● **WHAT IS NEEDED**:
The lines to copy are those holding the string "title" in the entries below.

Dataset excerpts
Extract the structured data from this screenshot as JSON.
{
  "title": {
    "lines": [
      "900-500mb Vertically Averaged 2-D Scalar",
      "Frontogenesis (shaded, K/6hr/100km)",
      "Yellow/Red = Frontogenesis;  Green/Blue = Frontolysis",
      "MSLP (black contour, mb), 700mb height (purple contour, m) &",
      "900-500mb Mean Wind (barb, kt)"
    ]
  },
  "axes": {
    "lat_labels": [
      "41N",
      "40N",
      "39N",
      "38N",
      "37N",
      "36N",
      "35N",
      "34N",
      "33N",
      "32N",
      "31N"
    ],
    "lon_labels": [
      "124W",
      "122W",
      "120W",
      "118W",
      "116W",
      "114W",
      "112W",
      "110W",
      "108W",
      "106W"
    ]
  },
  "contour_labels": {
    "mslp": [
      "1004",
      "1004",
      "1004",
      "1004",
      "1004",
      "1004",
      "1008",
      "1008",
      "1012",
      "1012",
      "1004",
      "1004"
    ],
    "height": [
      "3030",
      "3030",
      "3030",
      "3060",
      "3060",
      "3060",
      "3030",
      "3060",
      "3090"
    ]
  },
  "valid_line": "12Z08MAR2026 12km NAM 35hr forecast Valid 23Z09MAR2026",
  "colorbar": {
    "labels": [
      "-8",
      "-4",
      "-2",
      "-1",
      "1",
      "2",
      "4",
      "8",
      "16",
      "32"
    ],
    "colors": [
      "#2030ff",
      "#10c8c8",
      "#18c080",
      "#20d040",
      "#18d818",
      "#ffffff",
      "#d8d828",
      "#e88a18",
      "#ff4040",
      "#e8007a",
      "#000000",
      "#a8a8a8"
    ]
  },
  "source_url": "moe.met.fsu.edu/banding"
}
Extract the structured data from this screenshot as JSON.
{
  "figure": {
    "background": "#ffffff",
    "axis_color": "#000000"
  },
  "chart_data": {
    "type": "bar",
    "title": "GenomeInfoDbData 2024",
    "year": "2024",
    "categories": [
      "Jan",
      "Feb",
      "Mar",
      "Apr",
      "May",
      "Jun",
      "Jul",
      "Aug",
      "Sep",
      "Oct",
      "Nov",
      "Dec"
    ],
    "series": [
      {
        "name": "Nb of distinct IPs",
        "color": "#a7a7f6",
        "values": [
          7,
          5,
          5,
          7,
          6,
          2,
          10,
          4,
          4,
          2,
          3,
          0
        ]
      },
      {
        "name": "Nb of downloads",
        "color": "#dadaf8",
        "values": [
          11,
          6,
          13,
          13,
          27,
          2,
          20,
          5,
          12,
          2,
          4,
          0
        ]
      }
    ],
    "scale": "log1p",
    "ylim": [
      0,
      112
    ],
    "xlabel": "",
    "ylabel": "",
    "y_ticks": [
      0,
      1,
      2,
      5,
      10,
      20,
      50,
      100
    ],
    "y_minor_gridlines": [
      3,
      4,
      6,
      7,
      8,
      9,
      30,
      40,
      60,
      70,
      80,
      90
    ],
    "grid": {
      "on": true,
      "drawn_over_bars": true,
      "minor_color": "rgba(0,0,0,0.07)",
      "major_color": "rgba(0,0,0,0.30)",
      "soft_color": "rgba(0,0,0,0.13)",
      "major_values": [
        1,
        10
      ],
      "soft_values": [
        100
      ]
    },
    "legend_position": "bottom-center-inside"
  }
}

● **RESPONSE TO THIS EXERCISE**:
  "title": {
    "title": "GenomeInfoDbData 2024",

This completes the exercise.